* [Data to process]
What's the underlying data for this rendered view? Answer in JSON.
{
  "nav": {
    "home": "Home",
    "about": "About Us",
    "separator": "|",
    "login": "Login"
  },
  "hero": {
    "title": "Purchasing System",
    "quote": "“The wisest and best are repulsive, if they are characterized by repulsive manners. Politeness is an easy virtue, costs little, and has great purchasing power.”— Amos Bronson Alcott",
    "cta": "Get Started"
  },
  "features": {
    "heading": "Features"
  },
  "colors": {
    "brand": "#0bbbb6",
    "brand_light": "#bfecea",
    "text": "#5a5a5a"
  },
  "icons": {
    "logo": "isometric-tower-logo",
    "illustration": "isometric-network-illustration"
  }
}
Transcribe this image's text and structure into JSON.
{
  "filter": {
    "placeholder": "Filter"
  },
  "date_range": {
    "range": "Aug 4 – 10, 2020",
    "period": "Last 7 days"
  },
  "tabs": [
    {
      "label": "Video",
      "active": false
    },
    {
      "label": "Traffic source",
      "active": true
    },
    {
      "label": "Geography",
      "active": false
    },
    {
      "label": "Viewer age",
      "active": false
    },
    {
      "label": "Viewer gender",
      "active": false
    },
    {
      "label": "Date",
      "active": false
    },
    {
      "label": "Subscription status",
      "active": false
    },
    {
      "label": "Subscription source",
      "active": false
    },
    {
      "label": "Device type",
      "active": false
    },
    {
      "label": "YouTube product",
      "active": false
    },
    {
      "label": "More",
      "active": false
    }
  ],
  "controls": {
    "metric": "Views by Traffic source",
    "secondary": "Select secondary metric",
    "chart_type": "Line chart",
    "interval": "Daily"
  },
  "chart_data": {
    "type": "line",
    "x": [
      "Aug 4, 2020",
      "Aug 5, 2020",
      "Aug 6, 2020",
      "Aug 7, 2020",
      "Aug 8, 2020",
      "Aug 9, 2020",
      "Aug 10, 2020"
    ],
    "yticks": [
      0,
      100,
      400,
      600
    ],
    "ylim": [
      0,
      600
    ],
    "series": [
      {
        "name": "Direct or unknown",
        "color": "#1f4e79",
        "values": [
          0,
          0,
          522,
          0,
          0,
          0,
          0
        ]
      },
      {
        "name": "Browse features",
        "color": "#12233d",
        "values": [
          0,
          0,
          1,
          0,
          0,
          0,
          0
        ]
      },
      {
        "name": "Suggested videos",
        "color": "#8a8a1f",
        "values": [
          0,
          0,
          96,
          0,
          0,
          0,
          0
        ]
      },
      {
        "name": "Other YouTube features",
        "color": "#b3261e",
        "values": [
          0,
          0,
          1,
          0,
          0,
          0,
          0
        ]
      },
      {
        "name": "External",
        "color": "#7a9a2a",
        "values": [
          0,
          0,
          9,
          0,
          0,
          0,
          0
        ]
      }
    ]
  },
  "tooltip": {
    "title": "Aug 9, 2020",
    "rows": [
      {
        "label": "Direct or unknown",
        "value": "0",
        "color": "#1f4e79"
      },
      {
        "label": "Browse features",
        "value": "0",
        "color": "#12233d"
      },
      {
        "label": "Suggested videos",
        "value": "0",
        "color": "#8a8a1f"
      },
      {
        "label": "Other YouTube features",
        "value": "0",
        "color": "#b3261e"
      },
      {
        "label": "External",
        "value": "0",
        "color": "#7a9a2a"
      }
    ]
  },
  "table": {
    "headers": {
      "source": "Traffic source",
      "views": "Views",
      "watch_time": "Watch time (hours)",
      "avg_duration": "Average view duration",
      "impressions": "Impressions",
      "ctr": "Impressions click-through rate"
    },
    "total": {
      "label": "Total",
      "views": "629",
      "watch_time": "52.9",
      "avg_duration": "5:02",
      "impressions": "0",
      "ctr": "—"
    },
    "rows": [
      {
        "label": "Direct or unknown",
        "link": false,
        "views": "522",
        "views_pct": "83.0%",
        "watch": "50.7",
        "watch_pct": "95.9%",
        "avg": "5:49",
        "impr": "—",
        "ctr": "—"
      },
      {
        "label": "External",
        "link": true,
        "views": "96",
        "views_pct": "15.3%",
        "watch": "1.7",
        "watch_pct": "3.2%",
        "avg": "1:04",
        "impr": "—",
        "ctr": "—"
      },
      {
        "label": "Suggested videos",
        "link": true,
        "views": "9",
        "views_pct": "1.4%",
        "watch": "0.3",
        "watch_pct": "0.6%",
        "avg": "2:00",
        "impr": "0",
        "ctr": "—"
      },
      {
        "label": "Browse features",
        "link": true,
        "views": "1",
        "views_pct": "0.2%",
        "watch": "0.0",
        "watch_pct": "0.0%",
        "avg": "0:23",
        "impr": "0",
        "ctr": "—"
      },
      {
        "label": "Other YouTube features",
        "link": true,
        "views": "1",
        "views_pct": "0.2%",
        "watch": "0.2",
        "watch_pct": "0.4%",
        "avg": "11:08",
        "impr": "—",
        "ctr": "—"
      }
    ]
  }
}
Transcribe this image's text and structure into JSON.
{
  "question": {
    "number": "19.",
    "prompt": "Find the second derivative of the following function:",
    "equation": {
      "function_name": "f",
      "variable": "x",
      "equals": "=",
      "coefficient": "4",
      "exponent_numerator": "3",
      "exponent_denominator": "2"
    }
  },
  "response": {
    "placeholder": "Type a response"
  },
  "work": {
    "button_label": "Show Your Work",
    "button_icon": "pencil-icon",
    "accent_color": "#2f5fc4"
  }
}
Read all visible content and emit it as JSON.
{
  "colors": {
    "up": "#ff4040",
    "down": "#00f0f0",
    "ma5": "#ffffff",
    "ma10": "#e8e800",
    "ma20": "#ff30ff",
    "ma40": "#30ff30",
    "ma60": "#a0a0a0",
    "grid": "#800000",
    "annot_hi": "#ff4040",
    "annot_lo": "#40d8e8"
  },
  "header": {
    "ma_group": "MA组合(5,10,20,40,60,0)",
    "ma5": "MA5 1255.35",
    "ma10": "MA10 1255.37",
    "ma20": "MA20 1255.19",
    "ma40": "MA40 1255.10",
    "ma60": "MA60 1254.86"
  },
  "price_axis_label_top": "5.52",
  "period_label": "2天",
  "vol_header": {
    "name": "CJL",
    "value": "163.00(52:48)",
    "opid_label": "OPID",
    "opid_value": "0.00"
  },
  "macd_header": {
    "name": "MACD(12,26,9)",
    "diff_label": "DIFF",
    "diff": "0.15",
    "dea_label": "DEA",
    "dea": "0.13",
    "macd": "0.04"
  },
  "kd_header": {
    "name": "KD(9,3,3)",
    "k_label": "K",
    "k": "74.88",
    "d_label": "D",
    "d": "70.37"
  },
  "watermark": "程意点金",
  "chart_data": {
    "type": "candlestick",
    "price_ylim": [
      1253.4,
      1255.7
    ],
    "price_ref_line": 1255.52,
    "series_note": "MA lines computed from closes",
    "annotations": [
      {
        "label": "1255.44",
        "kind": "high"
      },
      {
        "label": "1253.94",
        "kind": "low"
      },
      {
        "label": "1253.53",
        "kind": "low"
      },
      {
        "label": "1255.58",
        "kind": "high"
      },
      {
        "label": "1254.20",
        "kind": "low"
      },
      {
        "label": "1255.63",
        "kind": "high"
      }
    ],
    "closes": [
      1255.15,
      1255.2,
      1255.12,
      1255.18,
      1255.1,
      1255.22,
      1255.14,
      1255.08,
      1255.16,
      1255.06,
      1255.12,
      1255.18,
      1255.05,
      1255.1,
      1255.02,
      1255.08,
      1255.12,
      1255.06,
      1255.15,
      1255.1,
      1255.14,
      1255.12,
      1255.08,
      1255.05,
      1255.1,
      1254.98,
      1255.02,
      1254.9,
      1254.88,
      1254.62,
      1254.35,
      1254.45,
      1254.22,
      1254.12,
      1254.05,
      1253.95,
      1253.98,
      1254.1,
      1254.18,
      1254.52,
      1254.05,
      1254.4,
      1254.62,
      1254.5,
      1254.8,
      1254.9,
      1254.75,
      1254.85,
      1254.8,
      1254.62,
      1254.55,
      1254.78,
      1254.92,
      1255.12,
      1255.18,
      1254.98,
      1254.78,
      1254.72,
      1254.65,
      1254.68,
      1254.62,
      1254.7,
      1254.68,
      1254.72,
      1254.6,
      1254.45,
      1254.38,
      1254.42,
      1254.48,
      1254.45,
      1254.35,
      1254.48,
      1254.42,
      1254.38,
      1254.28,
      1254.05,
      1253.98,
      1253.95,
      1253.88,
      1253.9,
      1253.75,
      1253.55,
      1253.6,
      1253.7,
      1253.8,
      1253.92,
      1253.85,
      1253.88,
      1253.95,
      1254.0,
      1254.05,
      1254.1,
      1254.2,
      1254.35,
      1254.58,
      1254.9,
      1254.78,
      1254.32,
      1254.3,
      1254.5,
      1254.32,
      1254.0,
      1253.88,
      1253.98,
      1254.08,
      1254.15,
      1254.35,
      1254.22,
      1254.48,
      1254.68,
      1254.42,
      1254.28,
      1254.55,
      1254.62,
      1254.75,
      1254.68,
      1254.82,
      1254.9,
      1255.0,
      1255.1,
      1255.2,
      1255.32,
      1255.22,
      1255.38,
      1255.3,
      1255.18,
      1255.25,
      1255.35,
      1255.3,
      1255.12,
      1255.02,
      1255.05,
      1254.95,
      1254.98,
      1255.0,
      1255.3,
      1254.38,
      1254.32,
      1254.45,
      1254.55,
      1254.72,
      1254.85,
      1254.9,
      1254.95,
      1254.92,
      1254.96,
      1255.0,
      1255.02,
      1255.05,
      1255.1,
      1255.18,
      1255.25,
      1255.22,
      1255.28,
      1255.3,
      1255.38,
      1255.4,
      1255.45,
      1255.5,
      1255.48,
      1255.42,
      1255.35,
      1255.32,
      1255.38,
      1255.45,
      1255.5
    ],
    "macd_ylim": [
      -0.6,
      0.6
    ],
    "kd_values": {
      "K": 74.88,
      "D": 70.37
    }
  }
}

* [Exercise task]
Copy every line of the listing that contains the word "JSON".

* [Output below]
What's the underlying data for this rendered view? Answer in JSON.
Transcribe this image's text and structure into JSON.
Transcribe this image's text and structure into JSON.
Read all visible content and emit it as JSON.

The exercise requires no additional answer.